• **Exercise**
Go through the records underneath and count the lines that include the string "ôter". Give nothing but the number.

╭─ Provided records

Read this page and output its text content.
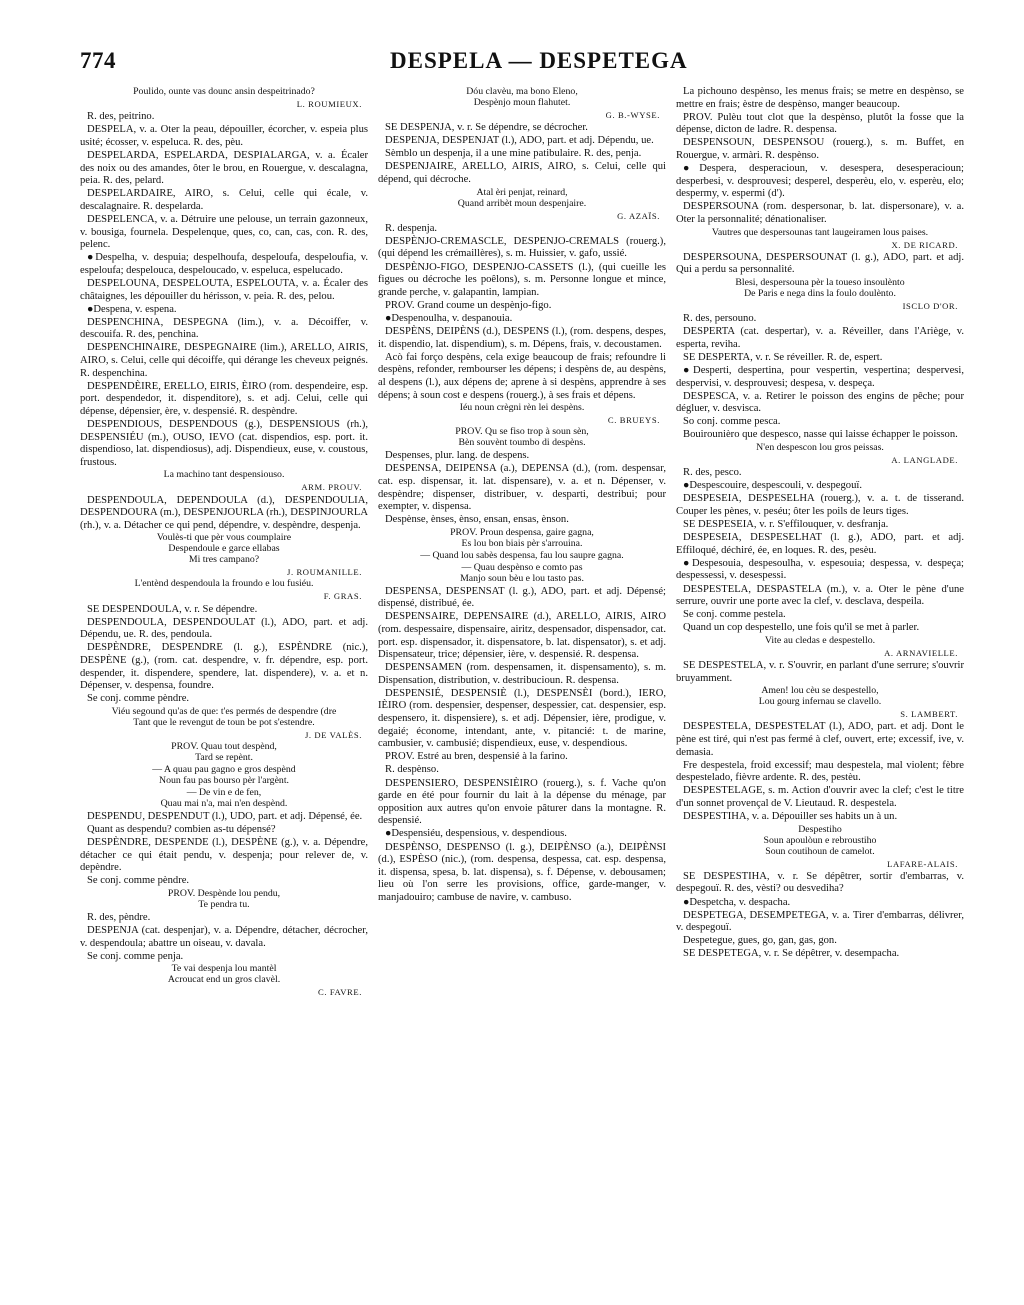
774	DESPELA — DESPETEGA
Poulido, ounte vas dounc ansin despeitrinado?
L. ROUMIEUX.
R. des, peitrino.
DESPELA, v. a. Oter la peau, dépouiller, écorcher, v. espeia plus usité; écosser, v. espeluca. R. des, pèu.
DESPELARDA, ESPELARDA, DESPIALARGA, v. a. Écaler des noix ou des amandes, ôter le brou, en Rouergue, v. descalagna, peia. R. des, pelard.
DESPELARDAIRE, AIRO, s. Celui, celle qui écale, v. descalagnaire. R. despelarda.
DESPELENCA, v. a. Détruire une pelouse, un terrain gazonneux, v. bousiga, fournela. Despelenque, ques, co, can, cas, con. R. des, pelenc.
●Despelha, v. despuia; despelhoufa, despeloufa, despeloufia, v. espeloufa; despelouca, despeloucado, v. espeluca, espelucado.
DESPELOUNA, DESPELOUTA, ESPELOUTA, v. a. Écaler des châtaignes, les dépouiller du hérisson, v. peia. R. des, pelou.
●Despena, v. espena.
DESPENCHINA, DESPEGNA (lim.), v. a. Décoiffer, v. descouifa. R. des, penchina.
DESPENCHINAIRE, DESPEGNAIRE (lim.), ARELLO, AIRIS, AIRO, s. Celui, celle qui décoiffe, qui dérange les cheveux peignés. R. despenchina.
DESPENDÈIRE, ERELLO, EIRIS, ÈIRO (rom. despendeire, esp. port. despendedor, it. dispenditore), s. et adj. Celui, celle qui dépense, dépensier, ère, v. despensié. R. despèndre.
DESPENDIOUS, DESPENDOUS (g.), DESPENSIOUS (rh.), DESPENSIÉU (m.), OUSO, IEVO (cat. dispendios, esp. port. it. dispendioso, lat. dispendiosus), adj. Dispendieux, euse, v. coustous, frustous.
La machino tant despensiouso.
ARM. PROUV.
DESPENDOULA, DEPENDOULA (d.), DESPENDOULIA, DESPENDOURA (m.), DESPENJOURLA (rh.), DESPINJOURLA (rh.), v. a. Détacher ce qui pend, dépendre, v. despèndre, despenja.
Voulès-ti que pèr vous coumplaire
Despendoule e garce ellabas
Mi tres campano?
J. ROUMANILLE.
L'entènd despendoula la froundo e lou fusiéu.
F. GRAS.
SE DESPENDOULA, v. r. Se dépendre.
DESPENDOULA, DESPENDOULAT (l.), ADO, part. et adj. Dépendu, ue. R. des, pendoula.
DESPÈNDRE, DESPENDRE (l. g.), ESPÈNDRE (nic.), DESPÈNE (g.), (rom. cat. despendre, v. fr. dépendre, esp. port. despender, it. dispendere, spendere, lat. dispendere), v. a. et n. Dépenser, v. despensa, foundre.
Se conj. comme pèndre.
Viéu segound qu'as de que: t'es permés de despendre (dre
Tant que le revengut de toun be pot s'estendre.
J. DE VALÈS.
PROV. Quau tout despènd,
Tard se repènt.
— A quau pau gagno e gros despènd
Noun fau pas bourso pèr l'argènt.
— De vin e de fen,
Quau mai n'a, mai n'en despènd.
DESPENDU, DESPENDUT (l.), UDO, part. et adj. Dépensé, ée.
Quant as despendu? combien as-tu dépensé?
DESPÈNDRE, DESPENDE (l.), DESPÈNE (g.), v. a. Dépendre, détacher ce qui était pendu, v. despenja; pour relever de, v. depèndre.
Se conj. comme pèndre.
PROV. Despènde lou pendu,
Te pendra tu.
R. des, pèndre.
DESPENJA (cat. despenjar), v. a. Dépendre, détacher, décrocher, v. despendoula; abattre un oiseau, v. davala.
Se conj. comme penja.
Te vai despenja lou mantèl
Acroucat end un gros clavèl.
C. FAVRE.
Dóu clavèu, ma bono Eleno,
Despènjo moun flahutet.
G. B.-WYSE.
SE DESPENJA, v. r. Se dépendre, se décrocher.
DESPENJA, DESPENJAT (l.), ADO, part. et adj. Dépendu, ue.
Sèmblo un despenja, il a une mine patibulaire. R. des, penja.
DESPENJAIRE, ARELLO, AIRIS, AIRO, s. Celui, celle qui dépend, qui décroche.
Atal èri penjat, reinard,
Quand arribèt moun despenjaire.
G. AZAÏS.
R. despenja.
DESPÈNJO-CREMASCLE, DESPENJO-CREMALS (rouerg.), (qui dépend les crémaillères), s. m. Huissier, v. gafo, ussié.
DESPÈNJO-FIGO, DESPENJO-CASSETS (l.), (qui cueille les figues ou décroche les poêlons), s. m. Personne longue et mince, grande perche, v. galapantin, lampian.
PROV. Grand coume un despènjo-figo.
●Despenoulha, v. despanouia.
DESPÈNS, DEIPÈNS (d.), DESPENS (l.), (rom. despens, despes, it. dispendio, lat. dispendium), s. m. Dépens, frais, v. decoustamen.
Acò fai forço despèns, cela exige beaucoup de frais; refoundre li despèns, refonder, rembourser les dépens; i despèns de, au despèns, al despens (l.), aux dépens de; aprene à si despèns, apprendre à ses dépens; à soun cost e despens (rouerg.), à ses frais et dépens.
Iéu noun crègni rèn lei despèns.
C. BRUEYS.
PROV. Qu se fiso trop à soun sèn,
Bèn souvènt toumbo di despèns.
Despenses, plur. lang. de despens.
DESPENSA, DEIPENSA (a.), DEPENSA (d.), (rom. despensar, cat. esp. dispensar, it. lat. dispensare), v. a. et n. Dépenser, v. despèndre; dispenser, distribuer, v. desparti, destribui; pour exempter, v. dispensa.
Despènse, ènses, ènso, ensan, ensas, ènson.
PROV. Proun despensa, gaire gagna,
Es lou bon biais pèr s'arrouina.
— Quand lou sabès despensa, fau lou saupre gagna.
— Quau despènso e comto pas
Manjo soun bèu e lou tasto pas.
DESPENSA, DESPENSAT (l. g.), ADO, part. et adj. Dépensé; dispensé, distribué, ée.
DESPENSAIRE, DEPENSAIRE (d.), ARELLO, AIRIS, AIRO (rom. despessaire, dispensaire, airitz, despensador, dispensador, cat. port. esp. dispensador, it. dispensatore, b. lat. dispensator), s. et adj. Dispensateur, trice; dépensier, ière, v. despensié. R. despensa.
DESPENSAMEN (rom. despensamen, it. dispensamento), s. m. Dispensation, distribution, v. destribucioun. R. despensa.
DESPENSIÉ, DESPENSIÈ (l.), DESPENSÈI (bord.), IERO, IÈIRO (rom. despensier, despenser, despessier, cat. despensier, esp. despensero, it. dispensiere), s. et adj. Dépensier, ière, prodigue, v. degaié; économe, intendant, ante, v. pitancié: t. de marine, cambusier, v. cambusié; dispendieux, euse, v. despendious.
PROV. Estré au bren, despensié à la farino.
R. despènso.
DESPENSIERO, DESPENSIÈIRO (rouerg.), s. f. Vache qu'on garde en été pour fournir du lait à la dépense du ménage, par opposition aux autres qu'on envoie pâturer dans la montagne. R. despensié.
●Despensiéu, despensious, v. despendious.
DESPÈNSO, DESPENSO (l. g.), DEIPÈNSO (a.), DEIPÈNSI (d.), ESPÈSO (nic.), (rom. despensa, despessa, cat. esp. despensa, it. dispensa, spesa, b. lat. dispensa), s. f. Dépense, v. debousamen; lieu où l'on serre les provisions, office, garde-manger, v. manjadouiro; cambuse de navire, v. cambuso.
La pichouno despènso, les menus frais; se metre en despènso, se mettre en frais; èstre de despènso, manger beaucoup.
PROV. Pulèu tout clot que la despènso, plutôt la fosse que la dépense, dicton de ladre. R. despensa.
DESPENSOUN, DESPENSOU (rouerg.), s. m. Buffet, en Rouergue, v. armàri. R. despènso.
●Despera, desperacioun, v. desespera, desesperacioun; desperbesi, v. desprouvesi; desperel, desperèu, elo, v. esperèu, elo; despermy, v. espermi (d').
DESPERSOUNA (rom. despersonar, b. lat. dispersonare), v. a. Oter la personnalité; dénationaliser.
Vautres que despersounas tant laugeiramen lous paises.
X. DE RICARD.
DESPERSOUNA, DESPERSOUNAT (l. g.), ADO, part. et adj. Qui a perdu sa personnalité.
Blesi, despersouna pèr la toueso insoulènto
De Paris e nega dins la foulo doulènto.
ISCLO D'OR.
R. des, persouno.
DESPERTA (cat. despertar), v. a. Réveiller, dans l'Ariège, v. esperta, reviha.
SE DESPERTA, v. r. Se réveiller. R. de, espert.
●Desperti, despertina, pour vespertin, vespertina; despervesi, despervisi, v. desprouvesi; despesa, v. despeça.
DESPESCA, v. a. Retirer le poisson des engins de pêche; pour dégluer, v. desvisca.
So conj. comme pesca.
Bouirounièro que despesco, nasse qui laisse échapper le poisson.
N'en despescon lou gros peissas.
A. LANGLADE.
R. des, pesco.
●Despescouire, despescouli, v. despegouï.
DESPESEIA, DESPESELHA (rouerg.), v. a. t. de tisserand. Couper les pènes, v. peséu; ôter les poils de leurs tiges.
SE DESPESEIA, v. r. S'effilouquer, v. desfranja.
DESPESEIA, DESPESELHAT (l. g.), ADO, part. et adj. Effiloqué, déchiré, ée, en loques. R. des, pesèu.
●Despesouia, despesoulha, v. espesouia; despessa, v. despeça; despessessi, v. desespessi.
DESPESTELA, DESPASTELA (m.), v. a. Oter le pène d'une serrure, ouvrir une porte avec la clef, v. desclava, despeila.
Se conj. comme pestela.
Quand un cop despestello, une fois qu'il se met à parler.
Vite au cledas e despestello.
A. ARNAVIELLE.
SE DESPESTELA, v. r. S'ouvrir, en parlant d'une serrure; s'ouvrir bruyamment.
Amen! lou cèu se despestello,
Lou gourg infernau se clavello.
S. LAMBERT.
DESPESTELA, DESPESTELAT (l.), ADO, part. et adj. Dont le pène est tiré, qui n'est pas fermé à clef, ouvert, erte; excessif, ive, v. demasia.
Fre despestela, froid excessif; mau despestela, mal violent; fèbre despestelado, fièvre ardente. R. des, pestèu.
DESPESTELAGE, s. m. Action d'ouvrir avec la clef; c'est le titre d'un sonnet provençal de V. Lieutaud. R. despestela.
DESPESTIHA, v. a. Dépouiller ses habits un à un.
Despestiho
Soun apoulòun e rebroustiho
Soun coutihoun de camelot.
LAFARE-ALAIS.
SE DESPESTIHA, v. r. Se dépêtrer, sortir d'embarras, v. despegouï. R. des, vèsti? ou desvediha?
●Despetcha, v. despacha.
DESPETEGA, DESEMPETEGA, v. a. Tirer d'embarras, délivrer, v. despegouï.
Despetegue, gues, go, gan, gas, gon.
SE DESPETEGA, v. r. Se dépêtrer, v. desempacha.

╰─

• **Solution for this exercise**
2